* Begin Stored data *
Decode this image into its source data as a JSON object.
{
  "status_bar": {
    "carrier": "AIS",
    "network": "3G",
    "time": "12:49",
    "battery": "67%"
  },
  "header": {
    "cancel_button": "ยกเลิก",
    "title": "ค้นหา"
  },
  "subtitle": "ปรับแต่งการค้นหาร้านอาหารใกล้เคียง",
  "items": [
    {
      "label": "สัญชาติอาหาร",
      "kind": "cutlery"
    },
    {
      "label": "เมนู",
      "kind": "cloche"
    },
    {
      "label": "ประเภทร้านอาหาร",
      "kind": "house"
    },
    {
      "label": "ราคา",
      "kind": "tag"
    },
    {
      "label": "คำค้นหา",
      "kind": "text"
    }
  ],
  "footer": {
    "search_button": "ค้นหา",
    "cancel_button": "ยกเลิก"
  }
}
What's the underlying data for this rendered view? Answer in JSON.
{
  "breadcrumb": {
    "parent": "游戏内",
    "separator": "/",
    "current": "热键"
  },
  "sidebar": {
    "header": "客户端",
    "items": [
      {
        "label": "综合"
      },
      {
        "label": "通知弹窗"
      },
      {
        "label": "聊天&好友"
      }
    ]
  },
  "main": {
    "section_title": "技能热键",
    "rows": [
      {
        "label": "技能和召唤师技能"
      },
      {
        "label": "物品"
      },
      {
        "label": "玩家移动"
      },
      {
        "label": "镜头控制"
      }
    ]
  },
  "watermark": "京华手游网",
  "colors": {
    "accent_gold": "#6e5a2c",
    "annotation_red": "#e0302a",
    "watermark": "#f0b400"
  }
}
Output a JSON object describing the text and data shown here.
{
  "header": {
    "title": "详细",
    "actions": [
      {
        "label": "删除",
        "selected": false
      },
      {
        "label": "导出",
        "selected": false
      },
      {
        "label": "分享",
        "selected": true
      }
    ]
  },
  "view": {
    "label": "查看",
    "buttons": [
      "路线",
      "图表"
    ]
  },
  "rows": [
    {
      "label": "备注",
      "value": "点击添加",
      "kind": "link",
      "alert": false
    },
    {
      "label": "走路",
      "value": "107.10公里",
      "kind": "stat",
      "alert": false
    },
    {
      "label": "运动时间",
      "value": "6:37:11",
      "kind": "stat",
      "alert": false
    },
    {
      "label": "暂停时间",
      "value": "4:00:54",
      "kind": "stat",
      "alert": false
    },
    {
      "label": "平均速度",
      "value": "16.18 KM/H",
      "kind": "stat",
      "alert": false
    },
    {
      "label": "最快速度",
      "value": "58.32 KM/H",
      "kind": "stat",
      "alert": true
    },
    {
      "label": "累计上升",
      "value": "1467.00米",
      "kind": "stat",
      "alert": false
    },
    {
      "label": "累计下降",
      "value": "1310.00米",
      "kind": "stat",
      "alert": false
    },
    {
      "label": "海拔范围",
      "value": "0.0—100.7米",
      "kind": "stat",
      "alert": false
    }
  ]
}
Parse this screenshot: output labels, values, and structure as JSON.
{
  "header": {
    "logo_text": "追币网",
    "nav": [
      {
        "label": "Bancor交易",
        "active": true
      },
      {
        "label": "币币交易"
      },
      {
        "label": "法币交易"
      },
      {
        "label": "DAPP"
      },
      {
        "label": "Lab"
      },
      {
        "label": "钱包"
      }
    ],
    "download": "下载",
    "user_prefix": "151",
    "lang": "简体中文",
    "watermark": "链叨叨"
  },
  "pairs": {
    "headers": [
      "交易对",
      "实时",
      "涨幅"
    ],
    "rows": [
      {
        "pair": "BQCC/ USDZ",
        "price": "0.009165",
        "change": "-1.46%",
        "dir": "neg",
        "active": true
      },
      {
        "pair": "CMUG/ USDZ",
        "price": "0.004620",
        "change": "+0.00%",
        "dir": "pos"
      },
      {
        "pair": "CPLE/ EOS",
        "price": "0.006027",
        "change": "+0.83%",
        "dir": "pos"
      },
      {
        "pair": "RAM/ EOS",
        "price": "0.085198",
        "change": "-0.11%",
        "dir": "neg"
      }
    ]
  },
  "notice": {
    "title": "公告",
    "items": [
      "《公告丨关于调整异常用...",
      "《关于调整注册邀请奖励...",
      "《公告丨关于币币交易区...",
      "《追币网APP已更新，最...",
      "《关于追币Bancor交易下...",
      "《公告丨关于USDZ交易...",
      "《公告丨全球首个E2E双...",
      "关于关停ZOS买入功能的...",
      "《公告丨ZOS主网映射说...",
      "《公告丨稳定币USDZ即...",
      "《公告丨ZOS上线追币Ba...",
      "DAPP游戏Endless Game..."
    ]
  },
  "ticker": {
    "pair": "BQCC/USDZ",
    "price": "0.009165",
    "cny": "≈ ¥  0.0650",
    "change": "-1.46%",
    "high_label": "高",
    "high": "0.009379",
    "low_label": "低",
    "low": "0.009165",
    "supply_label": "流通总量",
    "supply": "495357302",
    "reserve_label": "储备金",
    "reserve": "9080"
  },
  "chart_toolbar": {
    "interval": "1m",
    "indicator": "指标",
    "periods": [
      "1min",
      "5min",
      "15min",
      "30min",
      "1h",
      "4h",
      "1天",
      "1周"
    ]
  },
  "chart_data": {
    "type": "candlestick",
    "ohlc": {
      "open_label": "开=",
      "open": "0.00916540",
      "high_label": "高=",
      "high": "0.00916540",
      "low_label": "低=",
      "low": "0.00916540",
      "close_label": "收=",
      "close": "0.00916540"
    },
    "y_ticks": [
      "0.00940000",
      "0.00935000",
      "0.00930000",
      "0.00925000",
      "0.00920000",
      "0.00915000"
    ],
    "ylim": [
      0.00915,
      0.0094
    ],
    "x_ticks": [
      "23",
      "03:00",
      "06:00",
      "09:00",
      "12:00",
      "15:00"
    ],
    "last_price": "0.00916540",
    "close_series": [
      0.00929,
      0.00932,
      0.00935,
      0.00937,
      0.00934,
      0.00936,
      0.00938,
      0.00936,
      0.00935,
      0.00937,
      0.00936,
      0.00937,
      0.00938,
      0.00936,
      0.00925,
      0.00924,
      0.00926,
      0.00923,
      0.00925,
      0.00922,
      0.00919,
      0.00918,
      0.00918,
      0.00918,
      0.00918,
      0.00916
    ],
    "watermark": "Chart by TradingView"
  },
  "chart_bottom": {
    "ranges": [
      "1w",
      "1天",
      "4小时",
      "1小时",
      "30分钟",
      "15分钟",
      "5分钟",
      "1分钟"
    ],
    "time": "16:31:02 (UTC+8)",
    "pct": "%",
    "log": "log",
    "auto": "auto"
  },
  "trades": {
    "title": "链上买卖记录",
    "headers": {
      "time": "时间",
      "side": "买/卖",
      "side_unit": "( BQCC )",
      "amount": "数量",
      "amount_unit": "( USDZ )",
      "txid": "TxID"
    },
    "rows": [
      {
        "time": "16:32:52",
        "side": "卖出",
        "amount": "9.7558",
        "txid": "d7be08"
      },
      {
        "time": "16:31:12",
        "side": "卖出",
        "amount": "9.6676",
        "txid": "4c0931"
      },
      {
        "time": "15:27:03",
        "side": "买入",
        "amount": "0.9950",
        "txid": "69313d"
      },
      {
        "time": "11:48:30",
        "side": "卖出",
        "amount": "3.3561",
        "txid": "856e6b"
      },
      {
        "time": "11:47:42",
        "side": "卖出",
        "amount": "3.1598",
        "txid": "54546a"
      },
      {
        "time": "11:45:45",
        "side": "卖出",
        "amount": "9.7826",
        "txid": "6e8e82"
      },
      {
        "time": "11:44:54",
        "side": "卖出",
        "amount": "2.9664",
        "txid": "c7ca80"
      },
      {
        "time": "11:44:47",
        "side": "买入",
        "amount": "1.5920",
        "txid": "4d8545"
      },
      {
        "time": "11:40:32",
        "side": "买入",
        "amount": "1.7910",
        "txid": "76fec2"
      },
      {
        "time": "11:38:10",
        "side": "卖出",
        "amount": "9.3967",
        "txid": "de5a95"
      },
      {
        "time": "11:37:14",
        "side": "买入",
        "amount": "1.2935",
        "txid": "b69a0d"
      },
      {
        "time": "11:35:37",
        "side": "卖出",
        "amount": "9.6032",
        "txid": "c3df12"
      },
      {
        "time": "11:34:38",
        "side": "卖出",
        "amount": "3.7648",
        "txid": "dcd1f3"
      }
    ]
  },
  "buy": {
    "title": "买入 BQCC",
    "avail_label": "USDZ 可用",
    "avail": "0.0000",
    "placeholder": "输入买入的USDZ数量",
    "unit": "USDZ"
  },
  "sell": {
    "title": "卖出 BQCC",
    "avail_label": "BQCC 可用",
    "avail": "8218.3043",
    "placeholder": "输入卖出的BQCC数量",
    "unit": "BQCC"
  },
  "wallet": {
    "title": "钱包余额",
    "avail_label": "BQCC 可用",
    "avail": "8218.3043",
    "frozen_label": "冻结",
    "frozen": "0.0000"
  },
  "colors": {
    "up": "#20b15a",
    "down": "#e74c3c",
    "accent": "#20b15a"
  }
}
* End Stored data *
* _Written instruction_: State only how many lines in the material include "JSON".

* _Response to the task_: 4